- **Exercise**: Retype every entry exactly, character for character.

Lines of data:
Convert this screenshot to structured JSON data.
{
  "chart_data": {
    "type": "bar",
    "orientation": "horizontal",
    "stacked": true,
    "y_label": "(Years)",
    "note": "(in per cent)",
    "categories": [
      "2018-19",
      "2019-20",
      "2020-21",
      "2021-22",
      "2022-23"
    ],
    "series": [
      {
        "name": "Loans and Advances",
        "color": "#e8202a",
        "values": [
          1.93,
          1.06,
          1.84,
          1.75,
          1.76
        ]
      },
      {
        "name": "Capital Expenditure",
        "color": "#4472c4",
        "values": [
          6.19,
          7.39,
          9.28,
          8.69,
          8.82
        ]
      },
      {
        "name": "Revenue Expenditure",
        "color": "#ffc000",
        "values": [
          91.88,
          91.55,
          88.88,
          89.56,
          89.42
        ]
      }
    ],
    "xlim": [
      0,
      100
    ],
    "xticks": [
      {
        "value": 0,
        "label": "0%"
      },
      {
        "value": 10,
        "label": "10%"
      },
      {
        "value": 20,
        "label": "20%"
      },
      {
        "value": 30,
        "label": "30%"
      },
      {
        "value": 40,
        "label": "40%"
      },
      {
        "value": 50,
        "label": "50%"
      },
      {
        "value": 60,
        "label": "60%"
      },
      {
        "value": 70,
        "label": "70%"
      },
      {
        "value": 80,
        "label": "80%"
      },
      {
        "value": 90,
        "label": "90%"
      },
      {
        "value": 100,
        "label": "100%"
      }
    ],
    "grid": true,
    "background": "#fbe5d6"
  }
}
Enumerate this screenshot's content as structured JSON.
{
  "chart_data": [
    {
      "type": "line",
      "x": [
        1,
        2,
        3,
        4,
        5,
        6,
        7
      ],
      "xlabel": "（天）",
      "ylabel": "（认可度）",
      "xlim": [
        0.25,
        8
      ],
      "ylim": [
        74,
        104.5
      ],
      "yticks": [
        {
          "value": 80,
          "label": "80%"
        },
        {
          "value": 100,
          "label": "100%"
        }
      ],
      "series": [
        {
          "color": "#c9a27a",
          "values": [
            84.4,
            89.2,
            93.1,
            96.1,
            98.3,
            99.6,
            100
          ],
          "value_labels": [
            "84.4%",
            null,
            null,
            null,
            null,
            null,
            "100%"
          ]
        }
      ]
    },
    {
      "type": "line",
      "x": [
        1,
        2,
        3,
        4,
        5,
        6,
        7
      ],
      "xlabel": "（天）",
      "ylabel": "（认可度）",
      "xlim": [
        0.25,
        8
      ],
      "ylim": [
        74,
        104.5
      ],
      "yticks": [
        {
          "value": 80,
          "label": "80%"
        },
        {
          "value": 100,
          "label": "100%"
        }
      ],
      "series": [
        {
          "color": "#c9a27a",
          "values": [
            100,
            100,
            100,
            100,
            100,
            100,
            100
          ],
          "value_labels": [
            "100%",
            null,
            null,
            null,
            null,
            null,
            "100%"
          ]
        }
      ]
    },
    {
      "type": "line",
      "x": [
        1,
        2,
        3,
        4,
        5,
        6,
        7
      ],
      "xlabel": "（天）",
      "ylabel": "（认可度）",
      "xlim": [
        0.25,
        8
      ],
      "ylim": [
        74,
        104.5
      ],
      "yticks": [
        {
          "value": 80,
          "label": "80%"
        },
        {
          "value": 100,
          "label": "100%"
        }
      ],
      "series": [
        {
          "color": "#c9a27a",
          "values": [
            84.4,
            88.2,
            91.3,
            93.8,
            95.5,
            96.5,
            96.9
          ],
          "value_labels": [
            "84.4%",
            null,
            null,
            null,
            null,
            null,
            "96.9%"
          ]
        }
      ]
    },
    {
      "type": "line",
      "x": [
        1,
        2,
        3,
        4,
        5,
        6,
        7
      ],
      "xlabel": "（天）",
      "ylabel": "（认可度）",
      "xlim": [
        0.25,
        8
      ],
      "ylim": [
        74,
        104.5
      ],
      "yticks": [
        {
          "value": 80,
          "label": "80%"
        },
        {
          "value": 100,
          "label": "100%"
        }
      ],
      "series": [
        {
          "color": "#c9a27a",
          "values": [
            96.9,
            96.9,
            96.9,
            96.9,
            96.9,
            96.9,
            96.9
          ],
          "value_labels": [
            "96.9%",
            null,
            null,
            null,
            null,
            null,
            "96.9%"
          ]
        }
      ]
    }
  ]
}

- **Task answer**:
Convert this screenshot to structured JSON data.
{
  "chart_data": {
    "type": "bar",
    "orientation": "horizontal",
    "stacked": true,
    "y_label": "(Years)",
    "note": "(in per cent)",
    "categories": [
      "2018-19",
      "2019-20",
      "2020-21",
      "2021-22",
      "2022-23"
    ],
    "series": [
      {
        "name": "Loans and Advances",
        "color": "#e8202a",
        "values": [
          1.93,
          1.06,
          1.84,
          1.75,
          1.76
        ]
      },
      {
        "name": "Capital Expenditure",
        "color": "#4472c4",
        "values": [
          6.19,
          7.39,
          9.28,
          8.69,
          8.82
        ]
      },
      {
        "name": "Revenue Expenditure",
        "color": "#ffc000",
        "values": [
          91.88,
          91.55,
          88.88,
          89.56,
          89.42
        ]
      }
    ],
    "xlim": [
      0,
      100
    ],
    "xticks": [
      {
        "value": 0,
        "label": "0%"
      },
      {
        "value": 10,
        "label": "10%"
      },
      {
        "value": 20,
        "label": "20%"
      },
      {
        "value": 30,
        "label": "30%"
      },
      {
        "value": 40,
        "label": "40%"
      },
      {
        "value": 50,
        "label": "50%"
      },
      {
        "value": 60,
        "label": "60%"
      },
      {
        "value": 70,
        "label": "70%"
      },
      {
        "value": 80,
        "label": "80%"
      },
      {
        "value": 90,
        "label": "90%"
      },
      {
        "value": 100,
        "label": "100%"
      }
    ],
    "grid": true,
    "background": "#fbe5d6"
  }
}
Enumerate this screenshot's content as structured JSON.
{
  "chart_data": [
    {
      "type": "line",
      "x": [
        1,
        2,
        3,
        4,
        5,
        6,
        7
      ],
      "xlabel": "（天）",
      "ylabel": "（认可度）",
      "xlim": [
        0.25,
        8
      ],
      "ylim": [
        74,
        104.5
      ],
      "yticks": [
        {
          "value": 80,
          "label": "80%"
        },
        {
          "value": 100,
          "label": "100%"
        }
      ],
      "series": [
        {
          "color": "#c9a27a",
          "values": [
            84.4,
            89.2,
            93.1,
            96.1,
            98.3,
            99.6,
            100
          ],
          "value_labels": [
            "84.4%",
            null,
            null,
            null,
            null,
            null,
            "100%"
          ]
        }
      ]
    },
    {
      "type": "line",
      "x": [
        1,
        2,
        3,
        4,
        5,
        6,
        7
      ],
      "xlabel": "（天）",
      "ylabel": "（认可度）",
      "xlim": [
        0.25,
        8
      ],
      "ylim": [
        74,
        104.5
      ],
      "yticks": [
        {
          "value": 80,
          "label": "80%"
        },
        {
          "value": 100,
          "label": "100%"
        }
      ],
      "series": [
        {
          "color": "#c9a27a",
          "values": [
            100,
            100,
            100,
            100,
            100,
            100,
            100
          ],
          "value_labels": [
            "100%",
            null,
            null,
            null,
            null,
            null,
            "100%"
          ]
        }
      ]
    },
    {
      "type": "line",
      "x": [
        1,
        2,
        3,
        4,
        5,
        6,
        7
      ],
      "xlabel": "（天）",
      "ylabel": "（认可度）",
      "xlim": [
        0.25,
        8
      ],
      "ylim": [
        74,
        104.5
      ],
      "yticks": [
        {
          "value": 80,
          "label": "80%"
        },
        {
          "value": 100,
          "label": "100%"
        }
      ],
      "series": [
        {
          "color": "#c9a27a",
          "values": [
            84.4,
            88.2,
            91.3,
            93.8,
            95.5,
            96.5,
            96.9
          ],
          "value_labels": [
            "84.4%",
            null,
            null,
            null,
            null,
            null,
            "96.9%"
          ]
        }
      ]
    },
    {
      "type": "line",
      "x": [
        1,
        2,
        3,
        4,
        5,
        6,
        7
      ],
      "xlabel": "（天）",
      "ylabel": "（认可度）",
      "xlim": [
        0.25,
        8
      ],
      "ylim": [
        74,
        104.5
      ],
      "yticks": [
        {
          "value": 80,
          "label": "80%"
        },
        {
          "value": 100,
          "label": "100%"
        }
      ],
      "series": [
        {
          "color": "#c9a27a",
          "values": [
            96.9,
            96.9,
            96.9,
            96.9,
            96.9,
            96.9,
            96.9
          ],
          "value_labels": [
            "96.9%",
            null,
            null,
            null,
            null,
            null,
            "96.9%"
          ]
        }
      ]
    }
  ]
}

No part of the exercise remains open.